● **SOURCE RECORDS**:

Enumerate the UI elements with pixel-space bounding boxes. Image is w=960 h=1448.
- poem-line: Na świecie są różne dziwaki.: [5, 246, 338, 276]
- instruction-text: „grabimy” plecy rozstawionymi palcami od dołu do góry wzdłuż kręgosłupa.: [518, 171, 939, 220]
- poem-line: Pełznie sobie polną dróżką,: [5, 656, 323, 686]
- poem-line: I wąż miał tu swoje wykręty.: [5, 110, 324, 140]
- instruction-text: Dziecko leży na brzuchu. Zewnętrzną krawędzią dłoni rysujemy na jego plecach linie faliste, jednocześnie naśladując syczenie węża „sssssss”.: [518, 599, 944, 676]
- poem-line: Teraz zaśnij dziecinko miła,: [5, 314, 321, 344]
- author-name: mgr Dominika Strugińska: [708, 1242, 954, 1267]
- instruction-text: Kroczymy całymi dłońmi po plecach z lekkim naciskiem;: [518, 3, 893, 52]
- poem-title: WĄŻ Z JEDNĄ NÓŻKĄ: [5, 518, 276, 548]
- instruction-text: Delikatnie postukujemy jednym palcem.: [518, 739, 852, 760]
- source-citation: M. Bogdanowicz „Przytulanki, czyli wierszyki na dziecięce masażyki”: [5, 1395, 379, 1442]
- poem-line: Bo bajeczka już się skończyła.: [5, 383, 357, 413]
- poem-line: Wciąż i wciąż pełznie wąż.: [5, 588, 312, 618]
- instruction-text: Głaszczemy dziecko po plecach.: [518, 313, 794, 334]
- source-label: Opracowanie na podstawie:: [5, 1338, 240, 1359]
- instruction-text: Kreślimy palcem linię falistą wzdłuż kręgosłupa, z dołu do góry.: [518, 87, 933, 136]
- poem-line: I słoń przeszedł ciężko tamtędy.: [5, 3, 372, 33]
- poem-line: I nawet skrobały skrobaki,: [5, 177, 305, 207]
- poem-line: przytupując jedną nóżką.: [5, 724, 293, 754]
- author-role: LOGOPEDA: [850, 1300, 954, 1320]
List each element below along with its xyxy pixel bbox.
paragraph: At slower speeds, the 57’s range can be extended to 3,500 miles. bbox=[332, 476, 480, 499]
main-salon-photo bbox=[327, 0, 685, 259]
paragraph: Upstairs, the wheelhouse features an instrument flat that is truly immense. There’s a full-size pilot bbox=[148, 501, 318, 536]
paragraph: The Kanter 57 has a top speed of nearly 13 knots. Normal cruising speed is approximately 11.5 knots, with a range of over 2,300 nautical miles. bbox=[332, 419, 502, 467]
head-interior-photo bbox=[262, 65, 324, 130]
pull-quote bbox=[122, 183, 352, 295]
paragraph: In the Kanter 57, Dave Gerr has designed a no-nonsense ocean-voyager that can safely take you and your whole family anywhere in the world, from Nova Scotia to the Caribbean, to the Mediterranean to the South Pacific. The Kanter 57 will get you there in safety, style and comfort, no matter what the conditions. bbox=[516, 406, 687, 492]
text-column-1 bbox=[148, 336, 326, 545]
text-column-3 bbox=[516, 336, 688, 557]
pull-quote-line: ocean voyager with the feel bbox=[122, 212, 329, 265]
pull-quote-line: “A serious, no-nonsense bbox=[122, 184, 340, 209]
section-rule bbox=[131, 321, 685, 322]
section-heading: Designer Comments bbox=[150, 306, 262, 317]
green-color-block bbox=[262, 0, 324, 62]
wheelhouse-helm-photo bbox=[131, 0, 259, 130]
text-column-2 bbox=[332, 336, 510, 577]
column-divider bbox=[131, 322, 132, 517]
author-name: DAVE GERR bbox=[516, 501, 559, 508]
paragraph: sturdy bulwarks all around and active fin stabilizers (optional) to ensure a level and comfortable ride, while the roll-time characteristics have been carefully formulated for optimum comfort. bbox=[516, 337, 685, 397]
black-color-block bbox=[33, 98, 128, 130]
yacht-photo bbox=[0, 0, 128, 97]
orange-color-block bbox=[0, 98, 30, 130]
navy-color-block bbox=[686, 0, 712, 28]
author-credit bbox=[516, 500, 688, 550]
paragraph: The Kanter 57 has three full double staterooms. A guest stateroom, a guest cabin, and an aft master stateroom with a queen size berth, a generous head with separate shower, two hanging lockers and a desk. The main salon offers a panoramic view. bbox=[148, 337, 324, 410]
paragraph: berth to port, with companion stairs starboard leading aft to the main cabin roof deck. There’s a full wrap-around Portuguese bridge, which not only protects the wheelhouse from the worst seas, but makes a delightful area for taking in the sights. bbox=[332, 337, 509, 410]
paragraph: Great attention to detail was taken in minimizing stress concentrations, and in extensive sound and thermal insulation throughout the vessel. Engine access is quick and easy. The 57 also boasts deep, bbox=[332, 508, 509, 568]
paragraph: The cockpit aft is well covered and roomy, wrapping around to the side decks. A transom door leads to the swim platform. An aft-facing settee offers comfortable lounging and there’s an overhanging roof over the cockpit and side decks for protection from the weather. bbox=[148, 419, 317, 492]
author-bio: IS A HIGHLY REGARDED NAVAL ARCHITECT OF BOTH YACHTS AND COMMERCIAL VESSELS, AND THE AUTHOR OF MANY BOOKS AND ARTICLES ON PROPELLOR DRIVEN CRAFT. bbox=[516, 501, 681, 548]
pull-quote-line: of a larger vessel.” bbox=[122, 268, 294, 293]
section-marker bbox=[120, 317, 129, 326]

● **JOB**:
Rewrite the rows above with every "poem-line" swapped for "verse-line" and nothing else altered.

● **SOLUTION TO THE EXERCISE**:
Enumerate the UI elements with pixel-space bounding boxes. Image is w=960 h=1448.
- verse-line: Na świecie są różne dziwaki.: [5, 246, 338, 276]
- instruction-text: „grabimy” plecy rozstawionymi palcami od dołu do góry wzdłuż kręgosłupa.: [518, 171, 939, 220]
- verse-line: Pełznie sobie polną dróżką,: [5, 656, 323, 686]
- verse-line: I wąż miał tu swoje wykręty.: [5, 110, 324, 140]
- instruction-text: Dziecko leży na brzuchu. Zewnętrzną krawędzią dłoni rysujemy na jego plecach linie faliste, jednocześnie naśladując syczenie węża „sssssss”.: [518, 599, 944, 676]
- verse-line: Teraz zaśnij dziecinko miła,: [5, 314, 321, 344]
- author-name: mgr Dominika Strugińska: [708, 1242, 954, 1267]
- instruction-text: Kroczymy całymi dłońmi po plecach z lekkim naciskiem;: [518, 3, 893, 52]
- poem-title: WĄŻ Z JEDNĄ NÓŻKĄ: [5, 518, 276, 548]
- instruction-text: Delikatnie postukujemy jednym palcem.: [518, 739, 852, 760]
- source-citation: M. Bogdanowicz „Przytulanki, czyli wierszyki na dziecięce masażyki”: [5, 1395, 379, 1442]
- verse-line: Bo bajeczka już się skończyła.: [5, 383, 357, 413]
- verse-line: Wciąż i wciąż pełznie wąż.: [5, 588, 312, 618]
- instruction-text: Głaszczemy dziecko po plecach.: [518, 313, 794, 334]
- source-label: Opracowanie na podstawie:: [5, 1338, 240, 1359]
- instruction-text: Kreślimy palcem linię falistą wzdłuż kręgosłupa, z dołu do góry.: [518, 87, 933, 136]
- verse-line: I słoń przeszedł ciężko tamtędy.: [5, 3, 372, 33]
- verse-line: I nawet skrobały skrobaki,: [5, 177, 305, 207]
- verse-line: przytupując jedną nóżką.: [5, 724, 293, 754]
- author-role: LOGOPEDA: [850, 1300, 954, 1320]
List each element below along with its xyxy pixel bbox.
paragraph: At slower speeds, the 57’s range can be extended to 3,500 miles. bbox=[332, 476, 480, 499]
main-salon-photo bbox=[327, 0, 685, 259]
paragraph: Upstairs, the wheelhouse features an instrument flat that is truly immense. There’s a full-size pilot bbox=[148, 501, 318, 536]
paragraph: The Kanter 57 has a top speed of nearly 13 knots. Normal cruising speed is approximately 11.5 knots, with a range of over 2,300 nautical miles. bbox=[332, 419, 502, 467]
head-interior-photo bbox=[262, 65, 324, 130]
pull-quote bbox=[122, 183, 352, 295]
paragraph: In the Kanter 57, Dave Gerr has designed a no-nonsense ocean-voyager that can safely take you and your whole family anywhere in the world, from Nova Scotia to the Caribbean, to the Mediterranean to the South Pacific. The Kanter 57 will get you there in safety, style and comfort, no matter what the conditions. bbox=[516, 406, 687, 492]
text-column-1 bbox=[148, 336, 326, 545]
text-column-3 bbox=[516, 336, 688, 557]
pull-quote-line: ocean voyager with the feel bbox=[122, 212, 329, 265]
pull-quote-line: “A serious, no-nonsense bbox=[122, 184, 340, 209]
section-rule bbox=[131, 321, 685, 322]
section-heading: Designer Comments bbox=[150, 306, 262, 317]
green-color-block bbox=[262, 0, 324, 62]
wheelhouse-helm-photo bbox=[131, 0, 259, 130]
text-column-2 bbox=[332, 336, 510, 577]
column-divider bbox=[131, 322, 132, 517]
author-name: DAVE GERR bbox=[516, 501, 559, 508]
paragraph: sturdy bulwarks all around and active fin stabilizers (optional) to ensure a level and comfortable ride, while the roll-time characteristics have been carefully formulated for optimum comfort. bbox=[516, 337, 685, 397]
black-color-block bbox=[33, 98, 128, 130]
yacht-photo bbox=[0, 0, 128, 97]
orange-color-block bbox=[0, 98, 30, 130]
navy-color-block bbox=[686, 0, 712, 28]
author-credit bbox=[516, 500, 688, 550]
paragraph: The Kanter 57 has three full double staterooms. A guest stateroom, a guest cabin, and an aft master stateroom with a queen size berth, a generous head with separate shower, two hanging lockers and a desk. The main salon offers a panoramic view. bbox=[148, 337, 324, 410]
paragraph: berth to port, with companion stairs starboard leading aft to the main cabin roof deck. There’s a full wrap-around Portuguese bridge, which not only protects the wheelhouse from the worst seas, but makes a delightful area for taking in the sights. bbox=[332, 337, 509, 410]
paragraph: Great attention to detail was taken in minimizing stress concentrations, and in extensive sound and thermal insulation throughout the vessel. Engine access is quick and easy. The 57 also boasts deep, bbox=[332, 508, 509, 568]
paragraph: The cockpit aft is well covered and roomy, wrapping around to the side decks. A transom door leads to the swim platform. An aft-facing settee offers comfortable lounging and there’s an overhanging roof over the cockpit and side decks for protection from the weather. bbox=[148, 419, 317, 492]
author-bio: IS A HIGHLY REGARDED NAVAL ARCHITECT OF BOTH YACHTS AND COMMERCIAL VESSELS, AND THE AUTHOR OF MANY BOOKS AND ARTICLES ON PROPELLOR DRIVEN CRAFT. bbox=[516, 501, 681, 548]
pull-quote-line: of a larger vessel.” bbox=[122, 268, 294, 293]
section-marker bbox=[120, 317, 129, 326]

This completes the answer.